Task to carry out: Look through the material and tally each line bearing the word "West". Give only the total.

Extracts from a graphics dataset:

========

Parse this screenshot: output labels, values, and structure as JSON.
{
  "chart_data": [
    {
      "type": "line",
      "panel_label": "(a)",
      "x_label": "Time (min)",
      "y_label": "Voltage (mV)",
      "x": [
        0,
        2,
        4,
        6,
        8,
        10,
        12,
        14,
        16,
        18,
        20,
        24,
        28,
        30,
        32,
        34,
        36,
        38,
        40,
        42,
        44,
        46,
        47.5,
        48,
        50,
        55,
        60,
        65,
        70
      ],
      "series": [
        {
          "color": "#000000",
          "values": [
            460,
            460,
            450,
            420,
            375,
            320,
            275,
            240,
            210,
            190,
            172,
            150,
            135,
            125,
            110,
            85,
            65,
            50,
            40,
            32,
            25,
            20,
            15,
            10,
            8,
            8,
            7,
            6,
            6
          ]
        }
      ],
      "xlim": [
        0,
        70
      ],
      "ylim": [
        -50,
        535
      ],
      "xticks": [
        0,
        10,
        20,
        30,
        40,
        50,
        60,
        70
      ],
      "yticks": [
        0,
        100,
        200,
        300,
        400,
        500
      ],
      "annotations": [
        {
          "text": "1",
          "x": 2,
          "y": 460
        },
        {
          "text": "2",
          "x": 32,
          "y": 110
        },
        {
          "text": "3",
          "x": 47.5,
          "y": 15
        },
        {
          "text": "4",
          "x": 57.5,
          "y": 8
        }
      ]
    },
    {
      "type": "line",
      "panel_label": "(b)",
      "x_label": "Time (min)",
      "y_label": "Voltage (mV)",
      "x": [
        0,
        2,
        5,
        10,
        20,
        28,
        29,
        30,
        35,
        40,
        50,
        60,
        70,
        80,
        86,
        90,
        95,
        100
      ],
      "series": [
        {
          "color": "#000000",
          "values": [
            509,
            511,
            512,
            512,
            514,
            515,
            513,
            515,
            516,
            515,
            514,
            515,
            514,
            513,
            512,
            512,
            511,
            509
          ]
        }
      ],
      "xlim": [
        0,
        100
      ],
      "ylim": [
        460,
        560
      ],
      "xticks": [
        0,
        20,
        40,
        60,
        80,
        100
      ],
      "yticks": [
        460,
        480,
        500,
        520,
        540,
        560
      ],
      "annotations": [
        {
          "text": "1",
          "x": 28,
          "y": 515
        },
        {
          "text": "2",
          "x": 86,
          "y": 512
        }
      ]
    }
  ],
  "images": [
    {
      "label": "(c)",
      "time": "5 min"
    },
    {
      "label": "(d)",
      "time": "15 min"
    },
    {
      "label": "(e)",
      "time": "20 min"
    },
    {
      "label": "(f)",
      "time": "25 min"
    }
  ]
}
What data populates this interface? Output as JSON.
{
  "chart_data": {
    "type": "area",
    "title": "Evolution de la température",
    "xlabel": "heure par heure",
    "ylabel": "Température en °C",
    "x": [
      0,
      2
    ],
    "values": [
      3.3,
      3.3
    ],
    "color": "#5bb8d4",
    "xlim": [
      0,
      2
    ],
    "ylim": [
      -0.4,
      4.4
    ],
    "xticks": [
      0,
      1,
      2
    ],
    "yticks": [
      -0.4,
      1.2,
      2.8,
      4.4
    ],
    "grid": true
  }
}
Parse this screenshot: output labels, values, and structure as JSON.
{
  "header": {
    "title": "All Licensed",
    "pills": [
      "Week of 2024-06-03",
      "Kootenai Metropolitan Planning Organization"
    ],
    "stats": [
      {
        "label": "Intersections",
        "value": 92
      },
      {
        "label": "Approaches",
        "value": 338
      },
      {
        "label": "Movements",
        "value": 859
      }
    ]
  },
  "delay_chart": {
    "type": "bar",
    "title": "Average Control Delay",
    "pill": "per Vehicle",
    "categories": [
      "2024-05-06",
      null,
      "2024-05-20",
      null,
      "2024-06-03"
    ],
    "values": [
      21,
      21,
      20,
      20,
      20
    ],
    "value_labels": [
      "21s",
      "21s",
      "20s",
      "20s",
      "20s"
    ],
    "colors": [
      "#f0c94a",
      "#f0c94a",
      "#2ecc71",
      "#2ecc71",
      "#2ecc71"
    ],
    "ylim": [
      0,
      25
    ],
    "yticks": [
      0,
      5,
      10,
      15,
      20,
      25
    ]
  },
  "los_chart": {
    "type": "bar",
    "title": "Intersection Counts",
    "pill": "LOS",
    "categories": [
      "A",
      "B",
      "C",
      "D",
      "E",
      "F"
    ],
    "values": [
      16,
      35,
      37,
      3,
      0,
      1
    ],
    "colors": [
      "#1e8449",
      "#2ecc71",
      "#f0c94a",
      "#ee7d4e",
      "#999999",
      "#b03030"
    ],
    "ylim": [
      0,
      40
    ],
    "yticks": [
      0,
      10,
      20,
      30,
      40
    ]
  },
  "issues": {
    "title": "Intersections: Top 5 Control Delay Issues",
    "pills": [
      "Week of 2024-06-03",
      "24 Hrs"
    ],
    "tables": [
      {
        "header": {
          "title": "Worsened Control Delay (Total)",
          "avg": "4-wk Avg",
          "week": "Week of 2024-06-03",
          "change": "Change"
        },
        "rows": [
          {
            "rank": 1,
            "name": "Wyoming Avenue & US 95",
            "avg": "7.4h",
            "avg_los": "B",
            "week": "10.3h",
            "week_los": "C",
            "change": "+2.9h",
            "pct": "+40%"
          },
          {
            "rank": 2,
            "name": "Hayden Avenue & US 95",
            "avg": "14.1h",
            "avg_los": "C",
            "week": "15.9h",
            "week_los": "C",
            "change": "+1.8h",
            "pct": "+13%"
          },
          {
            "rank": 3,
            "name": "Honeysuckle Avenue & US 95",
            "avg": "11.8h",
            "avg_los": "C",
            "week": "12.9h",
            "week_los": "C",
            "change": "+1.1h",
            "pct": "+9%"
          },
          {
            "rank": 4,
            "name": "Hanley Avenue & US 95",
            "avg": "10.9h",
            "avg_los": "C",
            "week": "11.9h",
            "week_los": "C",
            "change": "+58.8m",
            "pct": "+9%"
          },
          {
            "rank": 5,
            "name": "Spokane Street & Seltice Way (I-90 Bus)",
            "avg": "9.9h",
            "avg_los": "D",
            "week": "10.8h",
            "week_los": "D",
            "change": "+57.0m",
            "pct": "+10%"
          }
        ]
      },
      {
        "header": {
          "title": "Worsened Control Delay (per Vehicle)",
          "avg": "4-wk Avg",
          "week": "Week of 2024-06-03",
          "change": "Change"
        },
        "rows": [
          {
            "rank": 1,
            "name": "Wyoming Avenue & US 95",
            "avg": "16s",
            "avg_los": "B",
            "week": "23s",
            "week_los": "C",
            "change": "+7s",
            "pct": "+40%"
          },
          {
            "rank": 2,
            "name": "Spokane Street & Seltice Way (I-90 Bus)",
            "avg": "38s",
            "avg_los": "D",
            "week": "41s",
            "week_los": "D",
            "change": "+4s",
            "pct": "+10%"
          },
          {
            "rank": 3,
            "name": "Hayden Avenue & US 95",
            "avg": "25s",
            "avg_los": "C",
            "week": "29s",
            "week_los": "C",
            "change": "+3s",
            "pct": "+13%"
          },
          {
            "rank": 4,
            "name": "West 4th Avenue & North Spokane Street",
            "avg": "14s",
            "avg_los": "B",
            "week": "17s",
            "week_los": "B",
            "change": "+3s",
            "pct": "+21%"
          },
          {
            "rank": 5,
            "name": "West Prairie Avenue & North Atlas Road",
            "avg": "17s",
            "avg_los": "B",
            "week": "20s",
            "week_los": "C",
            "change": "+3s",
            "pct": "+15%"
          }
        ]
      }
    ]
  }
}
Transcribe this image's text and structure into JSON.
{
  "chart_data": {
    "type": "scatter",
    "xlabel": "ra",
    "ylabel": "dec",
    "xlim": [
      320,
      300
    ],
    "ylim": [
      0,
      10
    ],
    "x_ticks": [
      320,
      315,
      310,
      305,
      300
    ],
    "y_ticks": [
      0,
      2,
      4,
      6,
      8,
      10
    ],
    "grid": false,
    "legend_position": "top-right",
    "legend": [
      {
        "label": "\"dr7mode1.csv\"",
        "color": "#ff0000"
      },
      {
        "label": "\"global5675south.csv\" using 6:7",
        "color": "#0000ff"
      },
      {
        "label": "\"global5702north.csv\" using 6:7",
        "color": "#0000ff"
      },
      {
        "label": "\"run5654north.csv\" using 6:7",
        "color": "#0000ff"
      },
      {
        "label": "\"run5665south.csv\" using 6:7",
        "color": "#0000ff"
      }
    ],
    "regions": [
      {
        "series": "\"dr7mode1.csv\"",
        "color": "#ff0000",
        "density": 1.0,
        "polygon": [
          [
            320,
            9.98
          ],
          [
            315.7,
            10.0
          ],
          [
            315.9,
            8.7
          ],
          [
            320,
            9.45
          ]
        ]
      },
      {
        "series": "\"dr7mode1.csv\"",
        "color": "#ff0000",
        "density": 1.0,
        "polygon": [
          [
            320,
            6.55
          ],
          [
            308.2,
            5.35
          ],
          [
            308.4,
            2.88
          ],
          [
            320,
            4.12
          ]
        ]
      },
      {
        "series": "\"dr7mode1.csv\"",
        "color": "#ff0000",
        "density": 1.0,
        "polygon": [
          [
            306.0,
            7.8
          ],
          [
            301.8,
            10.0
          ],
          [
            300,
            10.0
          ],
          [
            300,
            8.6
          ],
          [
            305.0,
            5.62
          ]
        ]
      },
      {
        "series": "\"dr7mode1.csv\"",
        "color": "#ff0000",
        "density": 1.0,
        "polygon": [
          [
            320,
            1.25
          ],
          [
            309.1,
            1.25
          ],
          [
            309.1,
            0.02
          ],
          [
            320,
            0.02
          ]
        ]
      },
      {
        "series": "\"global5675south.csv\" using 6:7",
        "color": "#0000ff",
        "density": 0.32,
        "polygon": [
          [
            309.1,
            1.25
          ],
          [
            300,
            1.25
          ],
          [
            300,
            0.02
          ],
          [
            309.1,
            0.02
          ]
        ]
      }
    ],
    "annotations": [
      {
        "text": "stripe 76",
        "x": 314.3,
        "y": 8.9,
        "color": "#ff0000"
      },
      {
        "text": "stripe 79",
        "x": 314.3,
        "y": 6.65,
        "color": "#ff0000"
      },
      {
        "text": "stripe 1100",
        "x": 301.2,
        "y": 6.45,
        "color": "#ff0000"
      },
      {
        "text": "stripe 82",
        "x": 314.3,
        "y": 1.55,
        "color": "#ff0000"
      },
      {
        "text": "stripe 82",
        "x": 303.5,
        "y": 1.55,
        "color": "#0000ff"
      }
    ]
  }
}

========

Output of the task: 2